[Begin Record set]

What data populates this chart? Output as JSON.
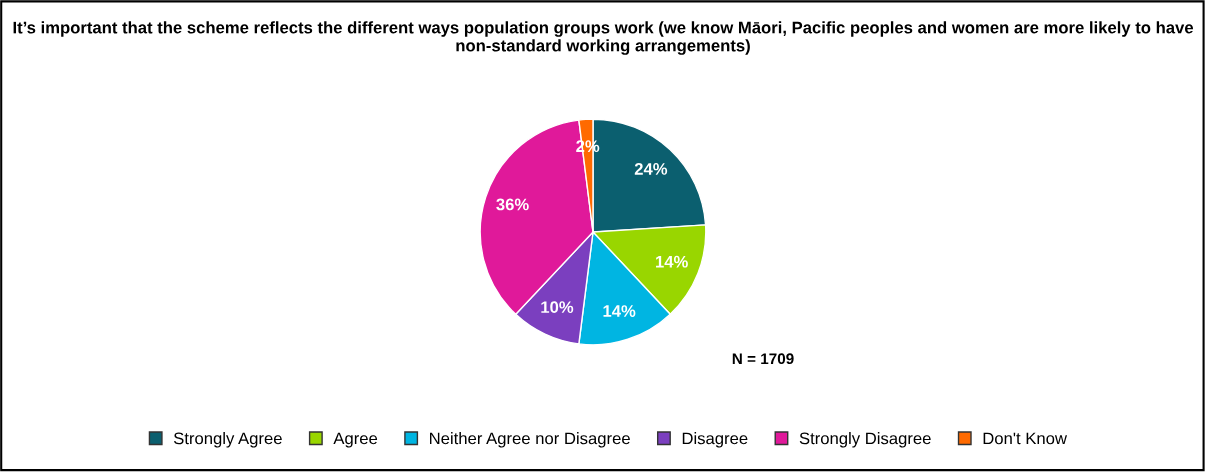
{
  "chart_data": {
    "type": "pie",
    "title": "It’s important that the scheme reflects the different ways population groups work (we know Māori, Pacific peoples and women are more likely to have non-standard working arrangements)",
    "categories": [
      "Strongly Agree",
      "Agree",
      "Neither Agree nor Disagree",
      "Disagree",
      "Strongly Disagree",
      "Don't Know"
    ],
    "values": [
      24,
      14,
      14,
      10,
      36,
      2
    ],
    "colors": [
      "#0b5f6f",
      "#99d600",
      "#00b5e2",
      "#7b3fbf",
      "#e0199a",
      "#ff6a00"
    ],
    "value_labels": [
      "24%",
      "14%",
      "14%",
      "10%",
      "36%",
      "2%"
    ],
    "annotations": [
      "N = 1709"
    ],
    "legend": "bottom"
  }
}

[End Record set]

What this task involves: Give every line back word for word and leave the pictures out.

Reply to the exercise:
What data populates this chart? Output as JSON.
{
  "chart_data": {
    "type": "pie",
    "title": "It’s important that the scheme reflects the different ways population groups work (we know Māori, Pacific peoples and women are more likely to have non-standard working arrangements)",
    "categories": [
      "Strongly Agree",
      "Agree",
      "Neither Agree nor Disagree",
      "Disagree",
      "Strongly Disagree",
      "Don't Know"
    ],
    "values": [
      24,
      14,
      14,
      10,
      36,
      2
    ],
    "colors": [
      "#0b5f6f",
      "#99d600",
      "#00b5e2",
      "#7b3fbf",
      "#e0199a",
      "#ff6a00"
    ],
    "value_labels": [
      "24%",
      "14%",
      "14%",
      "10%",
      "36%",
      "2%"
    ],
    "annotations": [
      "N = 1709"
    ],
    "legend": "bottom"
  }
}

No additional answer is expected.